=== MATERIAL SHOWN ===

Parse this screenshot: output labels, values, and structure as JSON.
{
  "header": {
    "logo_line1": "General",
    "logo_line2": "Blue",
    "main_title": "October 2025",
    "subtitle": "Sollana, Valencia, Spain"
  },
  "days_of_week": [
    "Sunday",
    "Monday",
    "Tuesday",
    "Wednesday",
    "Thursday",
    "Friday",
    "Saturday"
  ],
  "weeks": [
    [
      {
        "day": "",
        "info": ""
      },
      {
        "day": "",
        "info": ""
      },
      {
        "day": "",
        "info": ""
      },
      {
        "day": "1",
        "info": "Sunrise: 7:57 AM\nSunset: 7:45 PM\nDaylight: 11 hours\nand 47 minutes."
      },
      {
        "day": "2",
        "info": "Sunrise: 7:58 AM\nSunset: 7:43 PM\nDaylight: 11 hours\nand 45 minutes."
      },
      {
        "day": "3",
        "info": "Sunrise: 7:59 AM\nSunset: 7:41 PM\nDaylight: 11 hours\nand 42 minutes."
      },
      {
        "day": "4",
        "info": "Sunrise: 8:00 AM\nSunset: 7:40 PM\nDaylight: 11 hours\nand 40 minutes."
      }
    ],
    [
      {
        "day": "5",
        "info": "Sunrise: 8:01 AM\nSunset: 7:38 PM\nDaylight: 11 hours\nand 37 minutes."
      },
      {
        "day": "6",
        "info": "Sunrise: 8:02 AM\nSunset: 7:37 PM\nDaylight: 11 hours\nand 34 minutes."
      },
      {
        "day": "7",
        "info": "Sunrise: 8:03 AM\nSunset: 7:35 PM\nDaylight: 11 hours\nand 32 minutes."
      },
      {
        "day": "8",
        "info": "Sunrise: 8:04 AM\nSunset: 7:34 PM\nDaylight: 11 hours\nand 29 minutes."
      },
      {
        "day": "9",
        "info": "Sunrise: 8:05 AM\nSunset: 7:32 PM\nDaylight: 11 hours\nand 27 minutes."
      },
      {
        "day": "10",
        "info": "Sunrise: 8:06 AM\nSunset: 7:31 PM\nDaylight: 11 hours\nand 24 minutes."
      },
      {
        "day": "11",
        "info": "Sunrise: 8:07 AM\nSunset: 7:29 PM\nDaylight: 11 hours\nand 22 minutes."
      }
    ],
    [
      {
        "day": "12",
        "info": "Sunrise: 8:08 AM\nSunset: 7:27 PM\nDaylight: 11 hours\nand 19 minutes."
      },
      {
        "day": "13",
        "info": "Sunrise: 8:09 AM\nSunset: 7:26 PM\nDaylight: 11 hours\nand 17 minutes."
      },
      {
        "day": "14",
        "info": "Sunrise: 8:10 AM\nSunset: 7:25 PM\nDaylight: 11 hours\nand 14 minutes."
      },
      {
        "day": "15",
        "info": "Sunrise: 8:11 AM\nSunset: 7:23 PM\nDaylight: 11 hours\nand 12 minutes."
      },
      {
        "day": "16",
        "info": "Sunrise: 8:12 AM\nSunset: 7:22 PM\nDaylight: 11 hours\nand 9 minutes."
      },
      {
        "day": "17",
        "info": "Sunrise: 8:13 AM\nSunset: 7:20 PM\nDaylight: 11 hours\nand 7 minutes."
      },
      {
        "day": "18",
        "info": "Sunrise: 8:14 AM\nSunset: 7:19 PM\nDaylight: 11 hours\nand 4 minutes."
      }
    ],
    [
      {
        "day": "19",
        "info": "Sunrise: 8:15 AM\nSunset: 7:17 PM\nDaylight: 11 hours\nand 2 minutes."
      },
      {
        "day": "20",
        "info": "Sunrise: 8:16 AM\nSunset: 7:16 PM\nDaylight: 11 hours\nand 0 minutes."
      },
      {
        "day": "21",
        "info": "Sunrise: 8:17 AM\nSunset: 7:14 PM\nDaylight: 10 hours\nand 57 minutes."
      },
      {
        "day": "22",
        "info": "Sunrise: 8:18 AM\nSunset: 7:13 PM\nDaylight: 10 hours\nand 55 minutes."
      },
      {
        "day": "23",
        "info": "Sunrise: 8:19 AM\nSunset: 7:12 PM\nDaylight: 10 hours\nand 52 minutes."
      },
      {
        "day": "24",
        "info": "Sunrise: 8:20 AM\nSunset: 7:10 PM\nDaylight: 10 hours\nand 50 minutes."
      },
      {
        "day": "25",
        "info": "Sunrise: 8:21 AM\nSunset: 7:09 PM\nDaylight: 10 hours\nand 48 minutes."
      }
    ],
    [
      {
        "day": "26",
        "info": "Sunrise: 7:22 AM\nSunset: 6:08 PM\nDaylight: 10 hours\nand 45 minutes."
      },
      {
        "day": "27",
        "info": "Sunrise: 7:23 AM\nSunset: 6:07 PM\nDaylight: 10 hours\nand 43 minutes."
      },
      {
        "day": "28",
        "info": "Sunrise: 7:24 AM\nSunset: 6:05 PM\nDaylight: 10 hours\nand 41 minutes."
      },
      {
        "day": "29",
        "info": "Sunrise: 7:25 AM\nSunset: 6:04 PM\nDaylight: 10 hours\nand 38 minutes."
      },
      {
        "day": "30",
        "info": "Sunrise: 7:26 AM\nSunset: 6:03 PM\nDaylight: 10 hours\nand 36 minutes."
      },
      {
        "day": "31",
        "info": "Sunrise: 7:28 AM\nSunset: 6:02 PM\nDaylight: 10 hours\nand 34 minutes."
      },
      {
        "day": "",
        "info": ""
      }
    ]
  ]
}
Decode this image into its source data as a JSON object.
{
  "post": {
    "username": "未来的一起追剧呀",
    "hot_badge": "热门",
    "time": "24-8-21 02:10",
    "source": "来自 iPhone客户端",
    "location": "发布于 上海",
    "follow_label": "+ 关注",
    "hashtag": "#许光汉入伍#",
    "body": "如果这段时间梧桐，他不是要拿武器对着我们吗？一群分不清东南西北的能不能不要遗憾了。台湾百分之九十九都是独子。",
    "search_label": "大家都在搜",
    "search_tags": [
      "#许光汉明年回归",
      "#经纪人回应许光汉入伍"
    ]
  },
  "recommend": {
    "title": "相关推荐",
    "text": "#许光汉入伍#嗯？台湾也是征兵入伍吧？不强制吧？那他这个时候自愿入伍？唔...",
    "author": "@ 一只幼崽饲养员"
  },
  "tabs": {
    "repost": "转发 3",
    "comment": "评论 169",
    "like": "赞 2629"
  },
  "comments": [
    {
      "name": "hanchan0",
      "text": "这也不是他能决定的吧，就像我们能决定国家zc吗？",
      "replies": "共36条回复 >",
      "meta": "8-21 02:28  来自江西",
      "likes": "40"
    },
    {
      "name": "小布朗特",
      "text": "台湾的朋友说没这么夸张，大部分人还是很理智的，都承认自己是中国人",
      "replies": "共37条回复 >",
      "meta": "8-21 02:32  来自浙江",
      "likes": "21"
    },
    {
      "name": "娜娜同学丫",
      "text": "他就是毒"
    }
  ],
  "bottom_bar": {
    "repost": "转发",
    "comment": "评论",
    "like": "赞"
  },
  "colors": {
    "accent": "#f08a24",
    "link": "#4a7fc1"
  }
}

===

_WHAT IS ASKED_:
From the line with "Decode this image" to the last line of the material, give every line again exactly, and only those lines.

_RESPONSE TO THIS TASK_:
Decode this image into its source data as a JSON object.
{
  "post": {
    "username": "未来的一起追剧呀",
    "hot_badge": "热门",
    "time": "24-8-21 02:10",
    "source": "来自 iPhone客户端",
    "location": "发布于 上海",
    "follow_label": "+ 关注",
    "hashtag": "#许光汉入伍#",
    "body": "如果这段时间梧桐，他不是要拿武器对着我们吗？一群分不清东南西北的能不能不要遗憾了。台湾百分之九十九都是独子。",
    "search_label": "大家都在搜",
    "search_tags": [
      "#许光汉明年回归",
      "#经纪人回应许光汉入伍"
    ]
  },
  "recommend": {
    "title": "相关推荐",
    "text": "#许光汉入伍#嗯？台湾也是征兵入伍吧？不强制吧？那他这个时候自愿入伍？唔...",
    "author": "@ 一只幼崽饲养员"
  },
  "tabs": {
    "repost": "转发 3",
    "comment": "评论 169",
    "like": "赞 2629"
  },
  "comments": [
    {
      "name": "hanchan0",
      "text": "这也不是他能决定的吧，就像我们能决定国家zc吗？",
      "replies": "共36条回复 >",
      "meta": "8-21 02:28  来自江西",
      "likes": "40"
    },
    {
      "name": "小布朗特",
      "text": "台湾的朋友说没这么夸张，大部分人还是很理智的，都承认自己是中国人",
      "replies": "共37条回复 >",
      "meta": "8-21 02:32  来自浙江",
      "likes": "21"
    },
    {
      "name": "娜娜同学丫",
      "text": "他就是毒"
    }
  ],
  "bottom_bar": {
    "repost": "转发",
    "comment": "评论",
    "like": "赞"
  },
  "colors": {
    "accent": "#f08a24",
    "link": "#4a7fc1"
  }
}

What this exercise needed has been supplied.